_THE EXERCISE_. All of the material below is to be repeated exactly.

_Dataset entries_.
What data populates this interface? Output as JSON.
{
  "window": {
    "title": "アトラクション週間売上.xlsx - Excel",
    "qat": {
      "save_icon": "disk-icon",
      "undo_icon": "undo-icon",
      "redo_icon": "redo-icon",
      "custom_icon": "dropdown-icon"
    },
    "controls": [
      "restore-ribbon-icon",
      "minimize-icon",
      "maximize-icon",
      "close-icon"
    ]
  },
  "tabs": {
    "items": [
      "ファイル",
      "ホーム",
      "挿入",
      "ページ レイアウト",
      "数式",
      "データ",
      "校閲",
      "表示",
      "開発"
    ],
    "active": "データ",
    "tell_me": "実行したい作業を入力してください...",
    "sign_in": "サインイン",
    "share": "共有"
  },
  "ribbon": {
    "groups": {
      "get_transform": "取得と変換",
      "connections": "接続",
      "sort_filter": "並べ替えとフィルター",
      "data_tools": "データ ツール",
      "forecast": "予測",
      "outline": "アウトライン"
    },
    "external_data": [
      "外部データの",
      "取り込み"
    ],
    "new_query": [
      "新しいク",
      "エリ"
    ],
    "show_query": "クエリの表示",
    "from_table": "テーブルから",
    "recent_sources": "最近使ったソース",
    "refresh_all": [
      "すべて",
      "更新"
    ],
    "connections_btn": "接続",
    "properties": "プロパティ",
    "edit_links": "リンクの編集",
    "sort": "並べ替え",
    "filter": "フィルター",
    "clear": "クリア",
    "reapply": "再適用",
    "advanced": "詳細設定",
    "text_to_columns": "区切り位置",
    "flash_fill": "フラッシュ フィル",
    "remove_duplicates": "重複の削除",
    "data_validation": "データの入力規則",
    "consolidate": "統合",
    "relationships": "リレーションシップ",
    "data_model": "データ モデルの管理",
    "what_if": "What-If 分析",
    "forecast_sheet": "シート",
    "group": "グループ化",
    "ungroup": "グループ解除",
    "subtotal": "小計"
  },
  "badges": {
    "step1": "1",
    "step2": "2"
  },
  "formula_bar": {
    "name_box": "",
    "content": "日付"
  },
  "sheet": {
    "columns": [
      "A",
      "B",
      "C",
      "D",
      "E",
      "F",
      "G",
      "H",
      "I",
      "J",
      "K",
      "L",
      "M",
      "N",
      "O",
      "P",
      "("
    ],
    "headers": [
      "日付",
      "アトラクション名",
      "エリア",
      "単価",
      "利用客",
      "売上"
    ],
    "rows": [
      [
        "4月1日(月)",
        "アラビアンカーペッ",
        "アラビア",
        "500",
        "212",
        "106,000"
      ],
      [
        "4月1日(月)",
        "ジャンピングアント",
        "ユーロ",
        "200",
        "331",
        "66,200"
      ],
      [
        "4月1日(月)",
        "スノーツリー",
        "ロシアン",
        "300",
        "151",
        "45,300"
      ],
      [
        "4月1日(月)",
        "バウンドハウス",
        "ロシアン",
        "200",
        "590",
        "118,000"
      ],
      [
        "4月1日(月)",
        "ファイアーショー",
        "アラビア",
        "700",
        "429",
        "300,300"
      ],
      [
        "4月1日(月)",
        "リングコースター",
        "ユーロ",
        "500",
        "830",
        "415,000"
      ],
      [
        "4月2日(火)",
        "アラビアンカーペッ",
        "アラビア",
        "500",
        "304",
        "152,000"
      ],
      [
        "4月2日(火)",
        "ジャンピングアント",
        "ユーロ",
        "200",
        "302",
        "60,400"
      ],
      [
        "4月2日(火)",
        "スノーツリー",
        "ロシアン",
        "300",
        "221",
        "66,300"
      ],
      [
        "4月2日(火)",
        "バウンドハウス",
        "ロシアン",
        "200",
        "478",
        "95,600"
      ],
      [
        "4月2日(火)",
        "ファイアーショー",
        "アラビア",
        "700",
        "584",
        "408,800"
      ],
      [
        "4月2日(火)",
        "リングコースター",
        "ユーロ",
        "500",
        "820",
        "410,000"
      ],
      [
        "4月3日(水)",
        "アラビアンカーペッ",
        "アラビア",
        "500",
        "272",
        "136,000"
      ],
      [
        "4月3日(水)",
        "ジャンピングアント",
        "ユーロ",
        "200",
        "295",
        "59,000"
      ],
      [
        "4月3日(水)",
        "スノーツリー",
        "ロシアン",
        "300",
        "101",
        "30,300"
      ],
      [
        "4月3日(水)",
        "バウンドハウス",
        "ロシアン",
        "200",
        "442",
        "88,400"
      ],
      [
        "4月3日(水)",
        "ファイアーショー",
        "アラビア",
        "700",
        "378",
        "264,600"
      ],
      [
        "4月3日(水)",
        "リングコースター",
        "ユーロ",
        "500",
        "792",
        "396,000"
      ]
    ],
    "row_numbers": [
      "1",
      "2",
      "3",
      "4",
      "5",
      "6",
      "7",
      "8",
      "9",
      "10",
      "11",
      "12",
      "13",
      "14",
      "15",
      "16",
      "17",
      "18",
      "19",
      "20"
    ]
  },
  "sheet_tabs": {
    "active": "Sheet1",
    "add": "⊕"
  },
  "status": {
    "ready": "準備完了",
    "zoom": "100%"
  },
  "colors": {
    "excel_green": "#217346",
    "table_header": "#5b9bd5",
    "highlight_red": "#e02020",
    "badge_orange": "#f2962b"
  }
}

_RESULT BELOW_.
What data populates this interface? Output as JSON.
{
  "window": {
    "title": "アトラクション週間売上.xlsx - Excel",
    "qat": {
      "save_icon": "disk-icon",
      "undo_icon": "undo-icon",
      "redo_icon": "redo-icon",
      "custom_icon": "dropdown-icon"
    },
    "controls": [
      "restore-ribbon-icon",
      "minimize-icon",
      "maximize-icon",
      "close-icon"
    ]
  },
  "tabs": {
    "items": [
      "ファイル",
      "ホーム",
      "挿入",
      "ページ レイアウト",
      "数式",
      "データ",
      "校閲",
      "表示",
      "開発"
    ],
    "active": "データ",
    "tell_me": "実行したい作業を入力してください...",
    "sign_in": "サインイン",
    "share": "共有"
  },
  "ribbon": {
    "groups": {
      "get_transform": "取得と変換",
      "connections": "接続",
      "sort_filter": "並べ替えとフィルター",
      "data_tools": "データ ツール",
      "forecast": "予測",
      "outline": "アウトライン"
    },
    "external_data": [
      "外部データの",
      "取り込み"
    ],
    "new_query": [
      "新しいク",
      "エリ"
    ],
    "show_query": "クエリの表示",
    "from_table": "テーブルから",
    "recent_sources": "最近使ったソース",
    "refresh_all": [
      "すべて",
      "更新"
    ],
    "connections_btn": "接続",
    "properties": "プロパティ",
    "edit_links": "リンクの編集",
    "sort": "並べ替え",
    "filter": "フィルター",
    "clear": "クリア",
    "reapply": "再適用",
    "advanced": "詳細設定",
    "text_to_columns": "区切り位置",
    "flash_fill": "フラッシュ フィル",
    "remove_duplicates": "重複の削除",
    "data_validation": "データの入力規則",
    "consolidate": "統合",
    "relationships": "リレーションシップ",
    "data_model": "データ モデルの管理",
    "what_if": "What-If 分析",
    "forecast_sheet": "シート",
    "group": "グループ化",
    "ungroup": "グループ解除",
    "subtotal": "小計"
  },
  "badges": {
    "step1": "1",
    "step2": "2"
  },
  "formula_bar": {
    "name_box": "",
    "content": "日付"
  },
  "sheet": {
    "columns": [
      "A",
      "B",
      "C",
      "D",
      "E",
      "F",
      "G",
      "H",
      "I",
      "J",
      "K",
      "L",
      "M",
      "N",
      "O",
      "P",
      "("
    ],
    "headers": [
      "日付",
      "アトラクション名",
      "エリア",
      "単価",
      "利用客",
      "売上"
    ],
    "rows": [
      [
        "4月1日(月)",
        "アラビアンカーペッ",
        "アラビア",
        "500",
        "212",
        "106,000"
      ],
      [
        "4月1日(月)",
        "ジャンピングアント",
        "ユーロ",
        "200",
        "331",
        "66,200"
      ],
      [
        "4月1日(月)",
        "スノーツリー",
        "ロシアン",
        "300",
        "151",
        "45,300"
      ],
      [
        "4月1日(月)",
        "バウンドハウス",
        "ロシアン",
        "200",
        "590",
        "118,000"
      ],
      [
        "4月1日(月)",
        "ファイアーショー",
        "アラビア",
        "700",
        "429",
        "300,300"
      ],
      [
        "4月1日(月)",
        "リングコースター",
        "ユーロ",
        "500",
        "830",
        "415,000"
      ],
      [
        "4月2日(火)",
        "アラビアンカーペッ",
        "アラビア",
        "500",
        "304",
        "152,000"
      ],
      [
        "4月2日(火)",
        "ジャンピングアント",
        "ユーロ",
        "200",
        "302",
        "60,400"
      ],
      [
        "4月2日(火)",
        "スノーツリー",
        "ロシアン",
        "300",
        "221",
        "66,300"
      ],
      [
        "4月2日(火)",
        "バウンドハウス",
        "ロシアン",
        "200",
        "478",
        "95,600"
      ],
      [
        "4月2日(火)",
        "ファイアーショー",
        "アラビア",
        "700",
        "584",
        "408,800"
      ],
      [
        "4月2日(火)",
        "リングコースター",
        "ユーロ",
        "500",
        "820",
        "410,000"
      ],
      [
        "4月3日(水)",
        "アラビアンカーペッ",
        "アラビア",
        "500",
        "272",
        "136,000"
      ],
      [
        "4月3日(水)",
        "ジャンピングアント",
        "ユーロ",
        "200",
        "295",
        "59,000"
      ],
      [
        "4月3日(水)",
        "スノーツリー",
        "ロシアン",
        "300",
        "101",
        "30,300"
      ],
      [
        "4月3日(水)",
        "バウンドハウス",
        "ロシアン",
        "200",
        "442",
        "88,400"
      ],
      [
        "4月3日(水)",
        "ファイアーショー",
        "アラビア",
        "700",
        "378",
        "264,600"
      ],
      [
        "4月3日(水)",
        "リングコースター",
        "ユーロ",
        "500",
        "792",
        "396,000"
      ]
    ],
    "row_numbers": [
      "1",
      "2",
      "3",
      "4",
      "5",
      "6",
      "7",
      "8",
      "9",
      "10",
      "11",
      "12",
      "13",
      "14",
      "15",
      "16",
      "17",
      "18",
      "19",
      "20"
    ]
  },
  "sheet_tabs": {
    "active": "Sheet1",
    "add": "⊕"
  },
  "status": {
    "ready": "準備完了",
    "zoom": "100%"
  },
  "colors": {
    "excel_green": "#217346",
    "table_header": "#5b9bd5",
    "highlight_red": "#e02020",
    "badge_orange": "#f2962b"
  }
}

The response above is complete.